*Requirement*.
Extract the full listing below without altering a single character.

*Extracted records*.
—————

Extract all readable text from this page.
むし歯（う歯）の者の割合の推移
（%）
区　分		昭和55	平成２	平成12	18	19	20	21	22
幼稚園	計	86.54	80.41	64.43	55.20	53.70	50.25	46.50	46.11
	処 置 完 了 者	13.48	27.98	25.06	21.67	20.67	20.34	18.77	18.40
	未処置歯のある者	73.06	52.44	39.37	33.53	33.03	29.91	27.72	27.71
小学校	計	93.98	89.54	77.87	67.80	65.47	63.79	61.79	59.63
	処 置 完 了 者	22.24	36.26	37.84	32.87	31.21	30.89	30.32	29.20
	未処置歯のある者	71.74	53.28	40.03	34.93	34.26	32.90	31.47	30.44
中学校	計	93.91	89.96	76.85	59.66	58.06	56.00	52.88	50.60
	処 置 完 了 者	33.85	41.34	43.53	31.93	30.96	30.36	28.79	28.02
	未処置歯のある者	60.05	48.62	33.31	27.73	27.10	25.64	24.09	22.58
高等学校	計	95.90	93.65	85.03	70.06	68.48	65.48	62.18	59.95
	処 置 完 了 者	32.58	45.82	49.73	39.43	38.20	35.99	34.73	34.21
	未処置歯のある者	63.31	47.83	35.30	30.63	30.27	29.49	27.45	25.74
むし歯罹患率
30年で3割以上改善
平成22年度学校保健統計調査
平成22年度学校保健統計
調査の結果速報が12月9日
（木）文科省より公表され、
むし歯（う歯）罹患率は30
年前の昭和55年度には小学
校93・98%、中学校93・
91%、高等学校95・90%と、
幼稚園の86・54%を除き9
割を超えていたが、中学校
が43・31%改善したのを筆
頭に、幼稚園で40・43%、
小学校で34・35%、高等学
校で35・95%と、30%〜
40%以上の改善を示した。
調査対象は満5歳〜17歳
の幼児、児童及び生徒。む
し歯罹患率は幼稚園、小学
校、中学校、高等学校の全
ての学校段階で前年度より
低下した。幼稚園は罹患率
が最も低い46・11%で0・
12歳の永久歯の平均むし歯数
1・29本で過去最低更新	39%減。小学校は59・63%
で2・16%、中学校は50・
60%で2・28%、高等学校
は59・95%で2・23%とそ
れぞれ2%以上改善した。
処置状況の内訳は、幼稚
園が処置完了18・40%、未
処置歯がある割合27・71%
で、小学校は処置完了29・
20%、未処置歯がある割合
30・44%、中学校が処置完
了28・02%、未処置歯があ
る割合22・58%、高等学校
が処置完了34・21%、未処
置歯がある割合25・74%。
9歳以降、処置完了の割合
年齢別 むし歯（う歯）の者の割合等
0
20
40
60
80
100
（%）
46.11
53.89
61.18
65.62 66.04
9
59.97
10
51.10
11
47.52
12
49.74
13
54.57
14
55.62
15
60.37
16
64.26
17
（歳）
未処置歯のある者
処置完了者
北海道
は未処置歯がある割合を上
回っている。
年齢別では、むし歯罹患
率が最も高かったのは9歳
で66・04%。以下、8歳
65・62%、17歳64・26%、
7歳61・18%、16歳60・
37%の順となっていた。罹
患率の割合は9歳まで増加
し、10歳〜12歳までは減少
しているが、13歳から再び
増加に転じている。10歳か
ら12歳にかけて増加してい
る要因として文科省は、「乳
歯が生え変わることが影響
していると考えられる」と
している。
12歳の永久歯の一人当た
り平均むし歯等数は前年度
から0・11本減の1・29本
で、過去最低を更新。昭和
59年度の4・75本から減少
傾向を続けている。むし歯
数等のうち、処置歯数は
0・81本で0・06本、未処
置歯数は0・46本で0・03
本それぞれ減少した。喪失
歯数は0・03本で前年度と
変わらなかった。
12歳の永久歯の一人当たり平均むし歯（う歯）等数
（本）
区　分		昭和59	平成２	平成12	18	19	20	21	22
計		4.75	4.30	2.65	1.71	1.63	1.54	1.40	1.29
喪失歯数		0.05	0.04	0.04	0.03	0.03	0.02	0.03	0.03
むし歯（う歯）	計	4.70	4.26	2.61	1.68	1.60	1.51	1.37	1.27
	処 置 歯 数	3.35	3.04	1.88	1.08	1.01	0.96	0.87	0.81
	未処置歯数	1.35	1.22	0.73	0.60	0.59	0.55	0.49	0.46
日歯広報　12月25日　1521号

—————

*Reply*.
Extract all readable text from this page.
むし歯（う歯）の者の割合の推移
（%）
区　分		昭和55	平成２	平成12	18	19	20	21	22
幼稚園	計	86.54	80.41	64.43	55.20	53.70	50.25	46.50	46.11
	処 置 完 了 者	13.48	27.98	25.06	21.67	20.67	20.34	18.77	18.40
	未処置歯のある者	73.06	52.44	39.37	33.53	33.03	29.91	27.72	27.71
小学校	計	93.98	89.54	77.87	67.80	65.47	63.79	61.79	59.63
	処 置 完 了 者	22.24	36.26	37.84	32.87	31.21	30.89	30.32	29.20
	未処置歯のある者	71.74	53.28	40.03	34.93	34.26	32.90	31.47	30.44
中学校	計	93.91	89.96	76.85	59.66	58.06	56.00	52.88	50.60
	処 置 完 了 者	33.85	41.34	43.53	31.93	30.96	30.36	28.79	28.02
	未処置歯のある者	60.05	48.62	33.31	27.73	27.10	25.64	24.09	22.58
高等学校	計	95.90	93.65	85.03	70.06	68.48	65.48	62.18	59.95
	処 置 完 了 者	32.58	45.82	49.73	39.43	38.20	35.99	34.73	34.21
	未処置歯のある者	63.31	47.83	35.30	30.63	30.27	29.49	27.45	25.74
むし歯罹患率
30年で3割以上改善
平成22年度学校保健統計調査
平成22年度学校保健統計
調査の結果速報が12月9日
（木）文科省より公表され、
むし歯（う歯）罹患率は30
年前の昭和55年度には小学
校93・98%、中学校93・
91%、高等学校95・90%と、
幼稚園の86・54%を除き9
割を超えていたが、中学校
が43・31%改善したのを筆
頭に、幼稚園で40・43%、
小学校で34・35%、高等学
校で35・95%と、30%〜
40%以上の改善を示した。
調査対象は満5歳〜17歳
の幼児、児童及び生徒。む
し歯罹患率は幼稚園、小学
校、中学校、高等学校の全
ての学校段階で前年度より
低下した。幼稚園は罹患率
が最も低い46・11%で0・
12歳の永久歯の平均むし歯数
1・29本で過去最低更新	39%減。小学校は59・63%
で2・16%、中学校は50・
60%で2・28%、高等学校
は59・95%で2・23%とそ
れぞれ2%以上改善した。
処置状況の内訳は、幼稚
園が処置完了18・40%、未
処置歯がある割合27・71%
で、小学校は処置完了29・
20%、未処置歯がある割合
30・44%、中学校が処置完
了28・02%、未処置歯があ
る割合22・58%、高等学校
が処置完了34・21%、未処
置歯がある割合25・74%。
9歳以降、処置完了の割合
年齢別 むし歯（う歯）の者の割合等
0
20
40
60
80
100
（%）
46.11
53.89
61.18
65.62 66.04
9
59.97
10
51.10
11
47.52
12
49.74
13
54.57
14
55.62
15
60.37
16
64.26
17
（歳）
未処置歯のある者
処置完了者
北海道
は未処置歯がある割合を上
回っている。
年齢別では、むし歯罹患
率が最も高かったのは9歳
で66・04%。以下、8歳
65・62%、17歳64・26%、
7歳61・18%、16歳60・
37%の順となっていた。罹
患率の割合は9歳まで増加
し、10歳〜12歳までは減少
しているが、13歳から再び
増加に転じている。10歳か
ら12歳にかけて増加してい
る要因として文科省は、「乳
歯が生え変わることが影響
していると考えられる」と
している。
12歳の永久歯の一人当た
り平均むし歯等数は前年度
から0・11本減の1・29本
で、過去最低を更新。昭和
59年度の4・75本から減少
傾向を続けている。むし歯
数等のうち、処置歯数は
0・81本で0・06本、未処
置歯数は0・46本で0・03
本それぞれ減少した。喪失
歯数は0・03本で前年度と
変わらなかった。
12歳の永久歯の一人当たり平均むし歯（う歯）等数
（本）
区　分		昭和59	平成２	平成12	18	19	20	21	22
計		4.75	4.30	2.65	1.71	1.63	1.54	1.40	1.29
喪失歯数		0.05	0.04	0.04	0.03	0.03	0.02	0.03	0.03
むし歯（う歯）	計	4.70	4.26	2.61	1.68	1.60	1.51	1.37	1.27
	処 置 歯 数	3.35	3.04	1.88	1.08	1.01	0.96	0.87	0.81
	未処置歯数	1.35	1.22	0.73	0.60	0.59	0.55	0.49	0.46
日歯広報　12月25日　1521号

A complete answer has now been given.